**The problem**
Translate this sentence from the text on Sadie Laska below into Spanish: "I make these images, cut them up, tack them down to the flag substrate, and add text in the same way I would compose something on paper."

**Text segment**
Sadie Laska on the Power of Cynicism in Art

PACE
Painter and mixed media artist Sadie Laska, whose collage Everything is Just Dirt! II is on view in Pace’s online exhibition Twenty-One Humors, brings a ‘90s edge to her work. Inspired by the music of that decade, the artist creates vibrant canvases and collages that take up contemporary issues related to politics, climate change, and the pandemic. Employing sarcasm and cynicism as salves for these anxieties, Laska aims to connect with viewers of her work on a personal level.
 
In conjunction with the Twenty-One Humors presentation, which explores dark humor in art, Laska spoke with the gallery about her process, influences, and modes of addressing current events. Her statements, which follow below, have been edited and condensed.
 

To title my painting Everything is Just Dirt! II, I took a quote from the Velvet Underground song “Sweet Jane” that goes “everything is just dirt.” At the time, I was working with these flag materials and using the Earth flag a lot. I kept hearing that song lyric and I think it captured a lot of different ideas that were kind of funny, sarcastic, and maybe a little melancholy, which is where my humor lands. I was thinking of the figure in the drawing as this fat, rich man. My work is really based in collage. There’s an element of chance in putting different things together.

 

I’ve been making these kinds of flag works for the past year and half or two years, working with fabrics. I collect a lot of images from all kinds of sources and different media—I see illustrations in the news and reference them to make drawings. Using banners of text, I try to make these absurd posters or flags that aren’t really specific to any location. I make these images, cut them up, tack them down to the flag substrate, and add text in the same way I would compose something on paper. But, in this case, these elements are sewn and glued together and they’re much larger than paper pieces.

Page layout parsing data
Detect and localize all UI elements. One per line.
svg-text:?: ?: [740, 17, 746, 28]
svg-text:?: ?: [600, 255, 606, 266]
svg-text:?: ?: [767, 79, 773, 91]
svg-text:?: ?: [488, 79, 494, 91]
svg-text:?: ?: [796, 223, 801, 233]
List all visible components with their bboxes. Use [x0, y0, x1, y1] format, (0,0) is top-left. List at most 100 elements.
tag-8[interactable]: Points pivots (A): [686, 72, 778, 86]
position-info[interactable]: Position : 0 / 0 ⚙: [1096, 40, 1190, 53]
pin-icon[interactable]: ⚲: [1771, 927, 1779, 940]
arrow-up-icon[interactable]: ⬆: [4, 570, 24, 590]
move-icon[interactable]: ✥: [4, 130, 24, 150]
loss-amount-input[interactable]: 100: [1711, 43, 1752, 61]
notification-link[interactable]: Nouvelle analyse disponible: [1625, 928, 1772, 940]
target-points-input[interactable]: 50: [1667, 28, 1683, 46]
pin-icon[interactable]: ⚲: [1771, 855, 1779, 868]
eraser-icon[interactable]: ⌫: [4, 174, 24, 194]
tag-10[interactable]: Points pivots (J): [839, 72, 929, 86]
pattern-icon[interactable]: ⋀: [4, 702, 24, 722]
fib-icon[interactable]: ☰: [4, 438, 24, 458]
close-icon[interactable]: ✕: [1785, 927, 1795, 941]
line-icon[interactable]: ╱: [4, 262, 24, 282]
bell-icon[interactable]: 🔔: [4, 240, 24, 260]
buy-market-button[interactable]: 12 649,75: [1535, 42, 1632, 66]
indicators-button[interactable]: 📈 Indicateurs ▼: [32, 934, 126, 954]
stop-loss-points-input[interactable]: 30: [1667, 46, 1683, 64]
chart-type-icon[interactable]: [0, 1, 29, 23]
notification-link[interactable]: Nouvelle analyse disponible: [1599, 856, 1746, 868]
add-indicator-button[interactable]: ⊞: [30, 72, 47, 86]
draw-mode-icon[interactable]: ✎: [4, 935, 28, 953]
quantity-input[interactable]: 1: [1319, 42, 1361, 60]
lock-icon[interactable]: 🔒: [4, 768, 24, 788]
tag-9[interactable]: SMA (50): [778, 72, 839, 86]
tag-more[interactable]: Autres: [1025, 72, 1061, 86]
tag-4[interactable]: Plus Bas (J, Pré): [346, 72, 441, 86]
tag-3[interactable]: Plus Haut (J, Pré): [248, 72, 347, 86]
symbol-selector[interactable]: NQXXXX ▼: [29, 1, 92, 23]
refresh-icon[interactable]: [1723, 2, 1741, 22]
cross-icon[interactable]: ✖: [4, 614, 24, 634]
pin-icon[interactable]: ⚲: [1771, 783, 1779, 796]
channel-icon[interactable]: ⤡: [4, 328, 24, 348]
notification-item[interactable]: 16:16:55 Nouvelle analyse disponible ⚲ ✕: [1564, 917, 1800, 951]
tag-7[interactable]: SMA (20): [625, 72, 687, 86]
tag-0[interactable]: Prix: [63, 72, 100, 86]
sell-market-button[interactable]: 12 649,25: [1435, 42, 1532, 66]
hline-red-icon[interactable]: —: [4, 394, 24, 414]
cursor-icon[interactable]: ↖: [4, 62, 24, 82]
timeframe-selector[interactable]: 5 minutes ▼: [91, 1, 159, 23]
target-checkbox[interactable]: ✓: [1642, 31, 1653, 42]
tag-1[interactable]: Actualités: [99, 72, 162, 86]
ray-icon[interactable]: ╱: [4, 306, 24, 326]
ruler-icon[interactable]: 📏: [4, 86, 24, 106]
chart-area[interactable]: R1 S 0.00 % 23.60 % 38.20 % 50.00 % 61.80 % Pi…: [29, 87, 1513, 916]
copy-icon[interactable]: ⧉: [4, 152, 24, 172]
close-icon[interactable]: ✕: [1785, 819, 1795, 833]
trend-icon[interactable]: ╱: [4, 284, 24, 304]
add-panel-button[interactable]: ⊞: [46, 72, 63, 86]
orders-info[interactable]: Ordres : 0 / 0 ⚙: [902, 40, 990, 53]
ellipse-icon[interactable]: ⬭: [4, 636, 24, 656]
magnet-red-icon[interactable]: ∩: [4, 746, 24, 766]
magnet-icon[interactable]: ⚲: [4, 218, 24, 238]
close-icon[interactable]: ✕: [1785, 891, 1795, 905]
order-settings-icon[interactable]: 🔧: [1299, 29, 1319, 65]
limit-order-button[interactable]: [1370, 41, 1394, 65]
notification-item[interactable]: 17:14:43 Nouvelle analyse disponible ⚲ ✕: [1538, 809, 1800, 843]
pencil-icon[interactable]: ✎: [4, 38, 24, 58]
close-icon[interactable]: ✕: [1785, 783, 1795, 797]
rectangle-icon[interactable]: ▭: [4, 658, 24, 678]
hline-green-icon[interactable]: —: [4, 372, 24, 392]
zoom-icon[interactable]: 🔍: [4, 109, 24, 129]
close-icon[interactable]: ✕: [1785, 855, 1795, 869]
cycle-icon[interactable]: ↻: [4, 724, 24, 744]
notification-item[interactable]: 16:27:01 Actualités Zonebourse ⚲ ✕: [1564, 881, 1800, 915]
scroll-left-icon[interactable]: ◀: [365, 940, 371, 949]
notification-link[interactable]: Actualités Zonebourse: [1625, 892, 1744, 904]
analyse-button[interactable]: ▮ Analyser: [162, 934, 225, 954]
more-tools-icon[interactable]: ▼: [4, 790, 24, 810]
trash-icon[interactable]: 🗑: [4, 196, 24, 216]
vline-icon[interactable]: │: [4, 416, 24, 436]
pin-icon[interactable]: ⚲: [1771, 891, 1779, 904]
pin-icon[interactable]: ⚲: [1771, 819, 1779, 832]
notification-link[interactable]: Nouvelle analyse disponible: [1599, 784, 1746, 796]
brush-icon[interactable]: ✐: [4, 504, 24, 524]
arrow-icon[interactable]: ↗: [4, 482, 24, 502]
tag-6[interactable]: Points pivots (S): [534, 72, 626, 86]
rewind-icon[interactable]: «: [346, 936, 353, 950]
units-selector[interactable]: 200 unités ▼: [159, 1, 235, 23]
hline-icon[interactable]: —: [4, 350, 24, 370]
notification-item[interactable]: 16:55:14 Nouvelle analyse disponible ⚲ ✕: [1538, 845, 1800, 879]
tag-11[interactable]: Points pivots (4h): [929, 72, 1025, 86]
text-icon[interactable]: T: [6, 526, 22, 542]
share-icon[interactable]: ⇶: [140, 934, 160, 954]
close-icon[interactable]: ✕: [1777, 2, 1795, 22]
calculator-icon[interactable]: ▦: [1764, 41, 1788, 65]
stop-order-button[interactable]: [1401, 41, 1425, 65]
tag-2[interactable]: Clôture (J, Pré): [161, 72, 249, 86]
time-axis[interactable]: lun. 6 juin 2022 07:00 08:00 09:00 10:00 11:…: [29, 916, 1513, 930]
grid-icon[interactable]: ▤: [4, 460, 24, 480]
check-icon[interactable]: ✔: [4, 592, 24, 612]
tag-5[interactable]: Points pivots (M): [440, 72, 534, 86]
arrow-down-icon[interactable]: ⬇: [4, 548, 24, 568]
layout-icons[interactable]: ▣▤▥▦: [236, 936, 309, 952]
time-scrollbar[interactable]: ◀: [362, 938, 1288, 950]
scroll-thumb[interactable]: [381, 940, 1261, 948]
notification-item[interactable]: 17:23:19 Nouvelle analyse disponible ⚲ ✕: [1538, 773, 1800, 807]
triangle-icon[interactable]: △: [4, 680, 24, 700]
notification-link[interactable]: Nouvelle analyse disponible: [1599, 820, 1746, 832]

**Answer**
Hago estas imágenes, las recorto, las fijo sobre el sustrato de la bandera y añado texto de la misma manera en que compondría algo en papel.